Across the entries below, count the lines in which the word "adding" occurs. Reply with the count alone.
##########
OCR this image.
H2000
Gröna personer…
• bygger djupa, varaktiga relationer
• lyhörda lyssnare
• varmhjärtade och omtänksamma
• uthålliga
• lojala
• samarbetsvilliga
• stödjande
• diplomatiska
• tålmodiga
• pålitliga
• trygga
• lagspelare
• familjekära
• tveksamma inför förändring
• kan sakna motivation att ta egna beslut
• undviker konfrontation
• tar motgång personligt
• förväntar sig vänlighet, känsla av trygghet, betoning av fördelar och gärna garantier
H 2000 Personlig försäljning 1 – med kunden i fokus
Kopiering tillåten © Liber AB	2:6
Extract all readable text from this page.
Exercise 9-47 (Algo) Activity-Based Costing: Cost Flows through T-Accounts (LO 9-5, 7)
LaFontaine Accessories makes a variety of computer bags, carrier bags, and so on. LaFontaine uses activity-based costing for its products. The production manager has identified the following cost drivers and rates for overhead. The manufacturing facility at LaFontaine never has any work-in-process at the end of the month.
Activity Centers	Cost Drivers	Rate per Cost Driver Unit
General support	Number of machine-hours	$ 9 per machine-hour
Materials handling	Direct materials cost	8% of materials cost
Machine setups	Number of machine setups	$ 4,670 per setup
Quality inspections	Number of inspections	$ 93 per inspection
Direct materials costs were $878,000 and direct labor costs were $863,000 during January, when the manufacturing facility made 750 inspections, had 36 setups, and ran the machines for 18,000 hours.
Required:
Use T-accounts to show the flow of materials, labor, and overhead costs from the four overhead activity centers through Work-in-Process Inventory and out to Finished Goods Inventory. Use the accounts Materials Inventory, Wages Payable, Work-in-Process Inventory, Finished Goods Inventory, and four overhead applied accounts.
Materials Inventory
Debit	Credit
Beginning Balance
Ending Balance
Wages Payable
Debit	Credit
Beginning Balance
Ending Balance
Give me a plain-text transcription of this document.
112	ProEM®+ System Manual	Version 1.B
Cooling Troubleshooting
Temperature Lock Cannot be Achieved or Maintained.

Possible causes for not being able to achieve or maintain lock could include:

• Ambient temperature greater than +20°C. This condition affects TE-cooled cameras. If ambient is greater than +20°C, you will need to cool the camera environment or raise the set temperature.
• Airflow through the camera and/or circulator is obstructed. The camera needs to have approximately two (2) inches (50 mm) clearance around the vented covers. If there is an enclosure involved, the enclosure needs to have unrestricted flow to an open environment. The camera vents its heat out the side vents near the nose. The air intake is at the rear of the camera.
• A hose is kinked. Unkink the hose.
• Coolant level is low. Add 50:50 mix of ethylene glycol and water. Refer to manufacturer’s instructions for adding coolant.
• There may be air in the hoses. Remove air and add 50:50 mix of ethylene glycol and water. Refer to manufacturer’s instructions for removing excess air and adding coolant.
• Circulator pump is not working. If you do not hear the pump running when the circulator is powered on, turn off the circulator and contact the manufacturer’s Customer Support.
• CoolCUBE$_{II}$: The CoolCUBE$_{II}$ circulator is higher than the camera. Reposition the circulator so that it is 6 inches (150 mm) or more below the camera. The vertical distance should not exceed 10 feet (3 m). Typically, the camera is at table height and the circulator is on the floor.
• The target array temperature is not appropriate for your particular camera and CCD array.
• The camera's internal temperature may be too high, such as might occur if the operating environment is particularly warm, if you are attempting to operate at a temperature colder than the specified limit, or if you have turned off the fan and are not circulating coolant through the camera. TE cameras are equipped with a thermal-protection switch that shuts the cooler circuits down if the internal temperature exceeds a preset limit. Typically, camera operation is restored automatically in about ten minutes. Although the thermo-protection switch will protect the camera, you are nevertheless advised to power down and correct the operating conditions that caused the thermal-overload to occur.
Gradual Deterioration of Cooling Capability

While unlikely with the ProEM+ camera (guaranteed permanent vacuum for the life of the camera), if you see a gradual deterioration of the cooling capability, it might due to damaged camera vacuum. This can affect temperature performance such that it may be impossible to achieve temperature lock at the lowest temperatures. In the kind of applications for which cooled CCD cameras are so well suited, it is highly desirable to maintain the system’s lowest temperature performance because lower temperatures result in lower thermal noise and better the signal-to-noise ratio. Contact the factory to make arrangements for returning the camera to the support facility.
##########
• Answer for the task
2